Task statement: Repeat the listing in full, preserving every character.

Information given:
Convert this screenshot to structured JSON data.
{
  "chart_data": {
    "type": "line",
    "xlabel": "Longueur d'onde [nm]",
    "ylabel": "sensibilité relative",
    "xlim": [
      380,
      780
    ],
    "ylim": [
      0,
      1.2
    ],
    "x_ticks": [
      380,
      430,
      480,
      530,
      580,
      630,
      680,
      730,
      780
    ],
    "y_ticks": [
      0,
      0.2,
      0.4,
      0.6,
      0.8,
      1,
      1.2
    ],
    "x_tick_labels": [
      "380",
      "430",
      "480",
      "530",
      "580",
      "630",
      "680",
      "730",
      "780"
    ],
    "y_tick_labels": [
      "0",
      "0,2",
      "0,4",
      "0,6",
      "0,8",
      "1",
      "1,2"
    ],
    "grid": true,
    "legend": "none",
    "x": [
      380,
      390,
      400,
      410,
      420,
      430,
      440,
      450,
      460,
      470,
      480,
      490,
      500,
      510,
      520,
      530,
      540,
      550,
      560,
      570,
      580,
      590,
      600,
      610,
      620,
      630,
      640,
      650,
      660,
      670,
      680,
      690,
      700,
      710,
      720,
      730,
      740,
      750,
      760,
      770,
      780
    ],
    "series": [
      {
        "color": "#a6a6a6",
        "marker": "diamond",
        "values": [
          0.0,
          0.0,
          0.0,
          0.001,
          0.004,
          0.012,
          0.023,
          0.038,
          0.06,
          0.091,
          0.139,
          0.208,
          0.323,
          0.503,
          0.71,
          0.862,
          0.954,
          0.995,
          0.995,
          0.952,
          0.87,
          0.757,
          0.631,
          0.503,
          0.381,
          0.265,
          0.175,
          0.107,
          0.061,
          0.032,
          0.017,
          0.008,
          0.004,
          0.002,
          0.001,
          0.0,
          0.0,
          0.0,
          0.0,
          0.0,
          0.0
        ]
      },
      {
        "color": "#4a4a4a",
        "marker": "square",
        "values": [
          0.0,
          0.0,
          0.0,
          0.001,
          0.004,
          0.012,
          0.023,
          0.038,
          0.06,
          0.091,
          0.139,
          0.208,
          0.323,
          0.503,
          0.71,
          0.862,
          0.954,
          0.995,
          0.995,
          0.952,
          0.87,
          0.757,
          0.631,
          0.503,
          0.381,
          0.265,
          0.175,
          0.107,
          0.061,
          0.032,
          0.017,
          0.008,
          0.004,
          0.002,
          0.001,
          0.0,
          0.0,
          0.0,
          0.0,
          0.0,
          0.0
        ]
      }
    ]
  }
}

Result below:
Convert this screenshot to structured JSON data.
{
  "chart_data": {
    "type": "line",
    "xlabel": "Longueur d'onde [nm]",
    "ylabel": "sensibilité relative",
    "xlim": [
      380,
      780
    ],
    "ylim": [
      0,
      1.2
    ],
    "x_ticks": [
      380,
      430,
      480,
      530,
      580,
      630,
      680,
      730,
      780
    ],
    "y_ticks": [
      0,
      0.2,
      0.4,
      0.6,
      0.8,
      1,
      1.2
    ],
    "x_tick_labels": [
      "380",
      "430",
      "480",
      "530",
      "580",
      "630",
      "680",
      "730",
      "780"
    ],
    "y_tick_labels": [
      "0",
      "0,2",
      "0,4",
      "0,6",
      "0,8",
      "1",
      "1,2"
    ],
    "grid": true,
    "legend": "none",
    "x": [
      380,
      390,
      400,
      410,
      420,
      430,
      440,
      450,
      460,
      470,
      480,
      490,
      500,
      510,
      520,
      530,
      540,
      550,
      560,
      570,
      580,
      590,
      600,
      610,
      620,
      630,
      640,
      650,
      660,
      670,
      680,
      690,
      700,
      710,
      720,
      730,
      740,
      750,
      760,
      770,
      780
    ],
    "series": [
      {
        "color": "#a6a6a6",
        "marker": "diamond",
        "values": [
          0.0,
          0.0,
          0.0,
          0.001,
          0.004,
          0.012,
          0.023,
          0.038,
          0.06,
          0.091,
          0.139,
          0.208,
          0.323,
          0.503,
          0.71,
          0.862,
          0.954,
          0.995,
          0.995,
          0.952,
          0.87,
          0.757,
          0.631,
          0.503,
          0.381,
          0.265,
          0.175,
          0.107,
          0.061,
          0.032,
          0.017,
          0.008,
          0.004,
          0.002,
          0.001,
          0.0,
          0.0,
          0.0,
          0.0,
          0.0,
          0.0
        ]
      },
      {
        "color": "#4a4a4a",
        "marker": "square",
        "values": [
          0.0,
          0.0,
          0.0,
          0.001,
          0.004,
          0.012,
          0.023,
          0.038,
          0.06,
          0.091,
          0.139,
          0.208,
          0.323,
          0.503,
          0.71,
          0.862,
          0.954,
          0.995,
          0.995,
          0.952,
          0.87,
          0.757,
          0.631,
          0.503,
          0.381,
          0.265,
          0.175,
          0.107,
          0.061,
          0.032,
          0.017,
          0.008,
          0.004,
          0.002,
          0.001,
          0.0,
          0.0,
          0.0,
          0.0,
          0.0,
          0.0
        ]
      }
    ]
  }
}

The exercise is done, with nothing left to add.